▶ _STATED TASK_: Reproduce every line of the data below verbatim, leaving out the pictures.

▶ _EXERCISE INPUT_:
________________________________________
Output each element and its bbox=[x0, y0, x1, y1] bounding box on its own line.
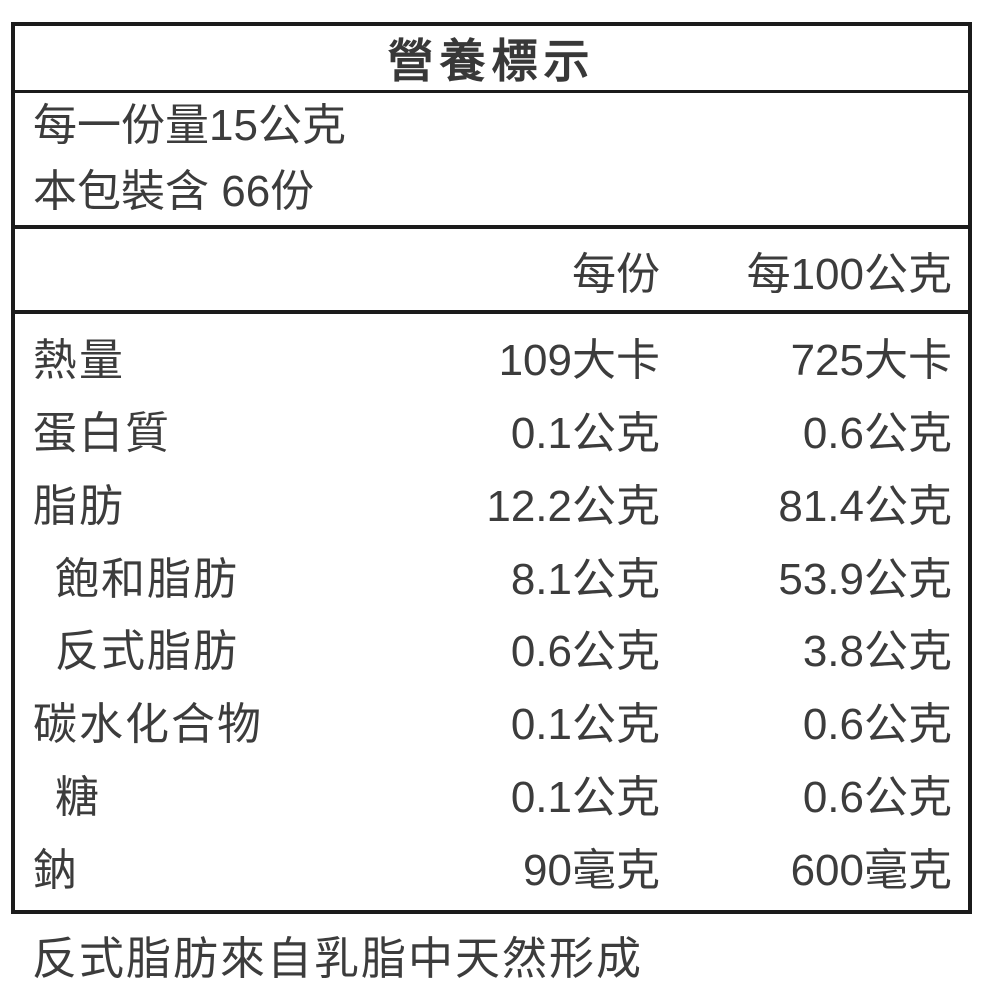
nutrient-value-per-100g: 53.9公克 bbox=[778, 554, 952, 604]
table-title: 營養標示 bbox=[387, 35, 596, 87]
nutrient-value-per-100g: 600毫克 bbox=[790, 845, 952, 895]
nutrient-name: 反式脂肪 bbox=[55, 627, 239, 677]
column-header-per-100g: 每100公克 bbox=[746, 249, 952, 299]
nutrient-name: 鈉 bbox=[33, 845, 79, 895]
trans-fat-footnote: 反式脂肪來自乳脂中天然形成 bbox=[32, 933, 644, 984]
nutrient-row: 反式脂肪 0.6公克 3.8公克 bbox=[15, 615, 968, 679]
column-header-row: 每份 每100公克 bbox=[15, 229, 968, 314]
nutrient-name: 碳水化合物 bbox=[33, 700, 263, 750]
nutrient-row: 碳水化合物 0.1公克 0.6公克 bbox=[15, 688, 968, 752]
nutrient-value-per-100g: 725大卡 bbox=[790, 336, 952, 386]
nutrient-value-per-100g: 81.4公克 bbox=[778, 481, 952, 531]
nutrient-row: 鈉 90毫克 600毫克 bbox=[15, 834, 968, 898]
nutrition-facts-table: 營養標示 每一份量15公克 本包裝含 66份 每份 每100公克 熱量 109大卡… bbox=[11, 22, 972, 914]
nutrient-value-per-serving: 109大卡 bbox=[498, 336, 660, 386]
nutrient-value-per-serving: 12.2公克 bbox=[486, 481, 660, 531]
nutrient-value-per-serving: 0.1公克 bbox=[510, 409, 660, 459]
nutrient-row: 蛋白質 0.1公克 0.6公克 bbox=[15, 397, 968, 461]
nutrient-value-per-100g: 0.6公克 bbox=[802, 409, 952, 459]
nutrient-value-per-serving: 0.6公克 bbox=[510, 627, 660, 677]
nutrient-value-per-100g: 0.6公克 bbox=[802, 700, 952, 750]
column-header-per-serving: 每份 bbox=[572, 249, 660, 299]
nutrient-value-per-serving: 90毫克 bbox=[523, 845, 660, 895]
servings-per-package-text: 本包裝含 66份 bbox=[33, 167, 315, 216]
nutrient-name: 熱量 bbox=[33, 336, 125, 386]
nutrient-rows-container: 熱量 109大卡 725大卡 蛋白質 0.1公克 0.6公克 脂肪 12.2公克 81.4公克飽… bbox=[15, 314, 968, 910]
nutrient-name: 飽和脂肪 bbox=[55, 554, 239, 604]
nutrient-name: 脂肪 bbox=[33, 481, 125, 531]
nutrient-value-per-serving: 8.1公克 bbox=[510, 554, 660, 604]
nutrient-row: 糖 0.1公克 0.6公克 bbox=[15, 761, 968, 825]
nutrient-name: 糖 bbox=[55, 772, 101, 822]
serving-size-text: 每一份量15公克 bbox=[33, 101, 346, 150]
nutrient-value-per-serving: 0.1公克 bbox=[510, 700, 660, 750]
serving-info-section: 每一份量15公克 本包裝含 66份 bbox=[15, 93, 968, 229]
nutrient-row: 脂肪 12.2公克 81.4公克 bbox=[15, 470, 968, 534]
nutrient-row: 飽和脂肪 8.1公克 53.9公克 bbox=[15, 543, 968, 607]
nutrient-value-per-100g: 3.8公克 bbox=[802, 627, 952, 677]
nutrient-row: 熱量 109大卡 725大卡 bbox=[15, 324, 968, 388]
table-title-row: 營養標示 bbox=[15, 26, 968, 93]
nutrient-value-per-100g: 0.6公克 bbox=[802, 772, 952, 822]
nutrient-name: 蛋白質 bbox=[33, 409, 171, 459]
nutrient-value-per-serving: 0.1公克 bbox=[510, 772, 660, 822]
________________________________________
▶ _RESPONSE_:
Output each element and its bbox=[x0, y0, x1, y1] bounding box on its own line.
nutrient-value-per-100g: 53.9公克 bbox=[778, 554, 952, 604]
table-title: 營養標示 bbox=[387, 35, 596, 87]
nutrient-value-per-100g: 600毫克 bbox=[790, 845, 952, 895]
nutrient-name: 反式脂肪 bbox=[55, 627, 239, 677]
column-header-per-100g: 每100公克 bbox=[746, 249, 952, 299]
nutrient-name: 鈉 bbox=[33, 845, 79, 895]
trans-fat-footnote: 反式脂肪來自乳脂中天然形成 bbox=[32, 933, 644, 984]
nutrient-row: 反式脂肪 0.6公克 3.8公克 bbox=[15, 615, 968, 679]
column-header-row: 每份 每100公克 bbox=[15, 229, 968, 314]
nutrient-name: 碳水化合物 bbox=[33, 700, 263, 750]
nutrient-row: 碳水化合物 0.1公克 0.6公克 bbox=[15, 688, 968, 752]
nutrient-value-per-100g: 725大卡 bbox=[790, 336, 952, 386]
nutrient-value-per-100g: 81.4公克 bbox=[778, 481, 952, 531]
nutrient-row: 鈉 90毫克 600毫克 bbox=[15, 834, 968, 898]
nutrition-facts-table: 營養標示 每一份量15公克 本包裝含 66份 每份 每100公克 熱量 109大卡… bbox=[11, 22, 972, 914]
nutrient-value-per-serving: 109大卡 bbox=[498, 336, 660, 386]
nutrient-value-per-serving: 12.2公克 bbox=[486, 481, 660, 531]
nutrient-value-per-serving: 0.1公克 bbox=[510, 409, 660, 459]
nutrient-row: 蛋白質 0.1公克 0.6公克 bbox=[15, 397, 968, 461]
nutrient-value-per-100g: 0.6公克 bbox=[802, 409, 952, 459]
nutrient-value-per-serving: 0.6公克 bbox=[510, 627, 660, 677]
nutrient-value-per-100g: 0.6公克 bbox=[802, 700, 952, 750]
column-header-per-serving: 每份 bbox=[572, 249, 660, 299]
nutrient-value-per-serving: 90毫克 bbox=[523, 845, 660, 895]
servings-per-package-text: 本包裝含 66份 bbox=[33, 167, 315, 216]
nutrient-name: 熱量 bbox=[33, 336, 125, 386]
nutrient-rows-container: 熱量 109大卡 725大卡 蛋白質 0.1公克 0.6公克 脂肪 12.2公克 81.4公克飽… bbox=[15, 314, 968, 910]
nutrient-name: 飽和脂肪 bbox=[55, 554, 239, 604]
nutrient-name: 脂肪 bbox=[33, 481, 125, 531]
nutrient-value-per-serving: 8.1公克 bbox=[510, 554, 660, 604]
nutrient-row: 糖 0.1公克 0.6公克 bbox=[15, 761, 968, 825]
nutrient-name: 糖 bbox=[55, 772, 101, 822]
serving-size-text: 每一份量15公克 bbox=[33, 101, 346, 150]
nutrient-value-per-serving: 0.1公克 bbox=[510, 700, 660, 750]
serving-info-section: 每一份量15公克 本包裝含 66份 bbox=[15, 93, 968, 229]
nutrient-row: 脂肪 12.2公克 81.4公克 bbox=[15, 470, 968, 534]
nutrient-row: 飽和脂肪 8.1公克 53.9公克 bbox=[15, 543, 968, 607]
nutrient-value-per-100g: 3.8公克 bbox=[802, 627, 952, 677]
nutrient-row: 熱量 109大卡 725大卡 bbox=[15, 324, 968, 388]
table-title-row: 營養標示 bbox=[15, 26, 968, 93]
nutrient-value-per-100g: 0.6公克 bbox=[802, 772, 952, 822]
nutrient-name: 蛋白質 bbox=[33, 409, 171, 459]
nutrient-value-per-serving: 0.1公克 bbox=[510, 772, 660, 822]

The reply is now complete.